Required work ->
Only the lines from the one holding "What text is on this page?" to the end of the data should be echoed, exactly as they appear, minus the pictures.

-- begin --

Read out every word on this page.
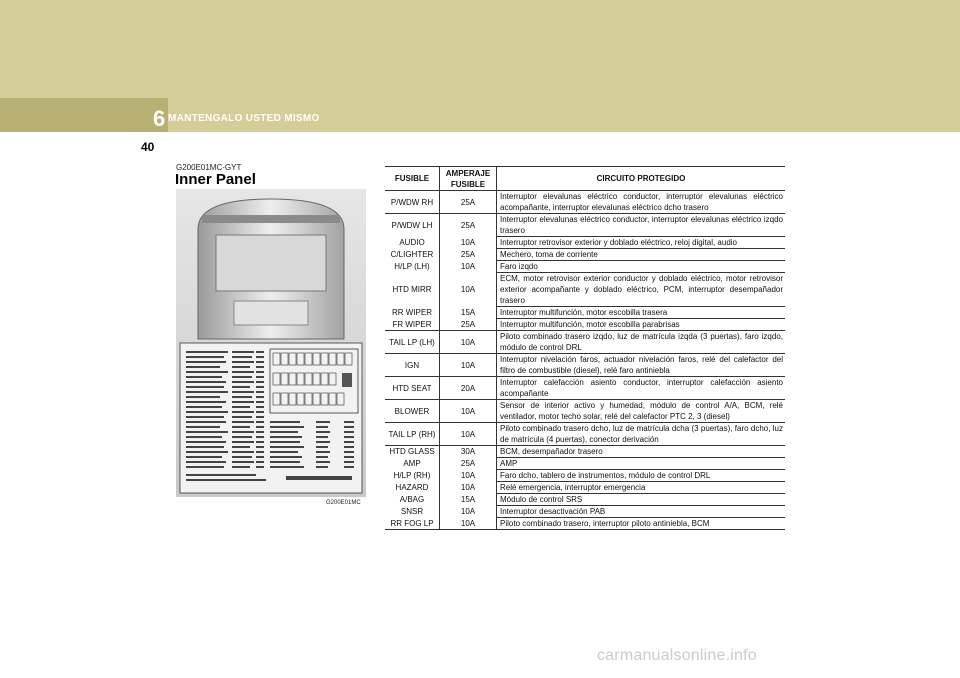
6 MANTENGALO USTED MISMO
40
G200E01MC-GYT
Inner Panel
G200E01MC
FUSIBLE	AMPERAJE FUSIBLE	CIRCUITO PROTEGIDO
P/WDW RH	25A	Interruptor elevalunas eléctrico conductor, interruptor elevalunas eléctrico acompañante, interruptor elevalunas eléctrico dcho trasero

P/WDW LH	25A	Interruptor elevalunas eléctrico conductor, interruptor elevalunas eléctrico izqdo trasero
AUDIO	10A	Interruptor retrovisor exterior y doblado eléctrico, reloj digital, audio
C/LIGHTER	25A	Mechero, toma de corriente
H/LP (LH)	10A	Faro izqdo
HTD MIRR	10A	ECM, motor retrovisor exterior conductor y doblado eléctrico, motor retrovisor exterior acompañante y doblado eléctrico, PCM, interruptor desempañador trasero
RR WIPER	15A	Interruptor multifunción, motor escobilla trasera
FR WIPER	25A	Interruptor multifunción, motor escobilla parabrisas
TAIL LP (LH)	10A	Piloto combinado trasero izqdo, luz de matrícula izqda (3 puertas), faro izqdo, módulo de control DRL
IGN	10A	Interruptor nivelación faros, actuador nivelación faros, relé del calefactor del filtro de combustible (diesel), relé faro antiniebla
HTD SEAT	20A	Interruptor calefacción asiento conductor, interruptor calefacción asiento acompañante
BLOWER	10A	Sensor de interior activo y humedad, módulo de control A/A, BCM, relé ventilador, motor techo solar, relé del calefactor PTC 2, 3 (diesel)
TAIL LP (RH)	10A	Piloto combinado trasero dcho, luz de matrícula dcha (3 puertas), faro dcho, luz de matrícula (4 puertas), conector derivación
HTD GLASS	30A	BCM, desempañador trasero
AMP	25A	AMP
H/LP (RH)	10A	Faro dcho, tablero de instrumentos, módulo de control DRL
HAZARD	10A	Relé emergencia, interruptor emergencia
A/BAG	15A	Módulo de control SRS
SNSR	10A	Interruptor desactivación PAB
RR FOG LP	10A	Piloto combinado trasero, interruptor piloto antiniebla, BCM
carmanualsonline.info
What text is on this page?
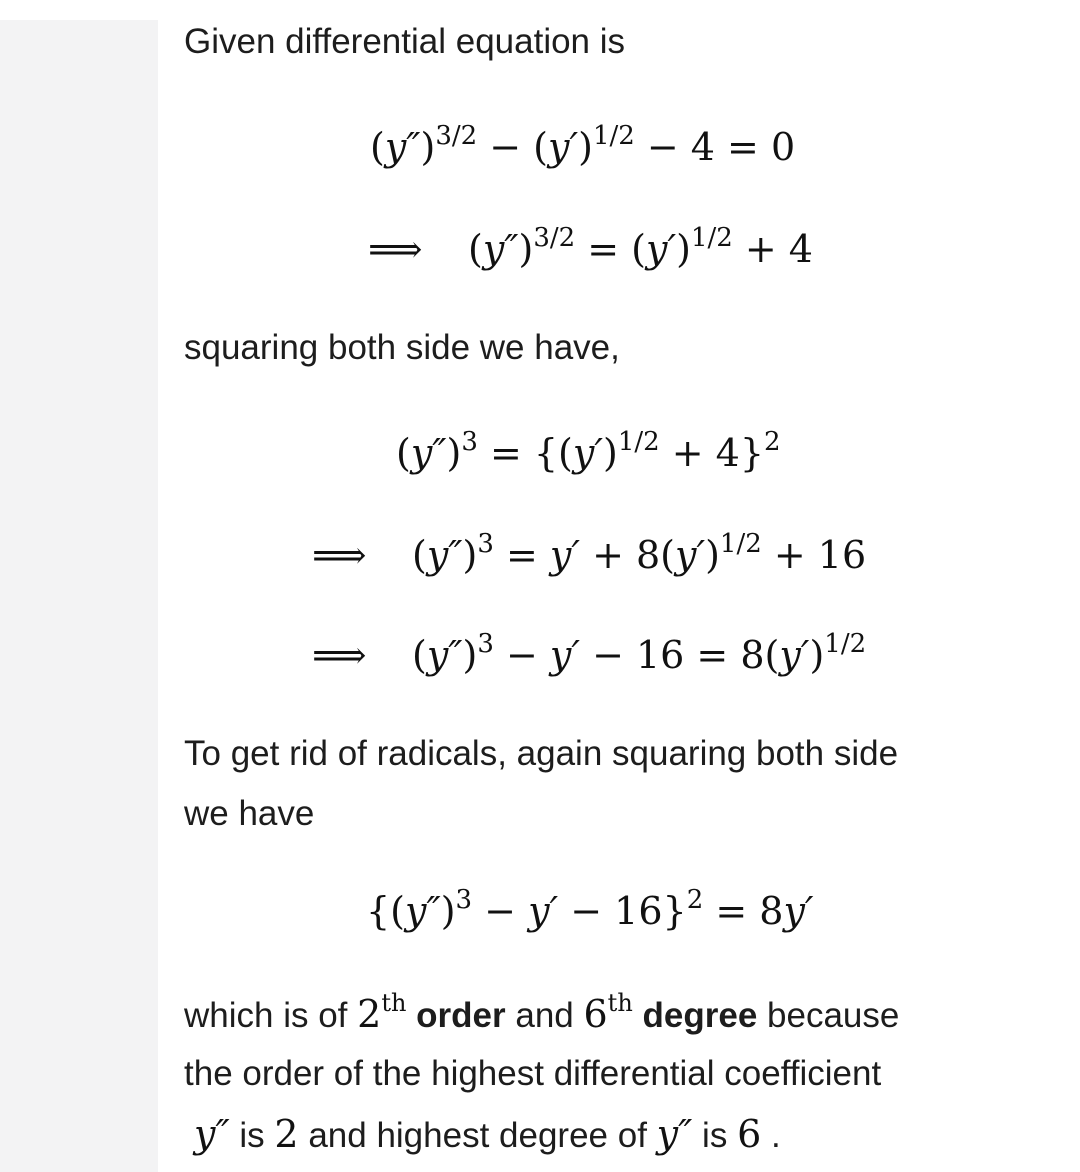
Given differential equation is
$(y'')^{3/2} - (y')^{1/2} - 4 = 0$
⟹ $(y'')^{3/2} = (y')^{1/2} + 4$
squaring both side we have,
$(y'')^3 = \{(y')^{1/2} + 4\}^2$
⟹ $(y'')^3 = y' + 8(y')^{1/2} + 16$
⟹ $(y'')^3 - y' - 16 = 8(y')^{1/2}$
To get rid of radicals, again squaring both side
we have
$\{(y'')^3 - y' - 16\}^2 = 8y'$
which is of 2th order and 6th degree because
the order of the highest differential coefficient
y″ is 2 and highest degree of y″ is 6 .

-- end --

Problem solution ->
What text is on this page?
Given differential equation is
$(y'')^{3/2} - (y')^{1/2} - 4 = 0$
⟹ $(y'')^{3/2} = (y')^{1/2} + 4$
squaring both side we have,
$(y'')^3 = \{(y')^{1/2} + 4\}^2$
⟹ $(y'')^3 = y' + 8(y')^{1/2} + 16$
⟹ $(y'')^3 - y' - 16 = 8(y')^{1/2}$
To get rid of radicals, again squaring both side
we have
$\{(y'')^3 - y' - 16\}^2 = 8y'$
which is of 2th order and 6th degree because
the order of the highest differential coefficient
y″ is 2 and highest degree of y″ is 6 .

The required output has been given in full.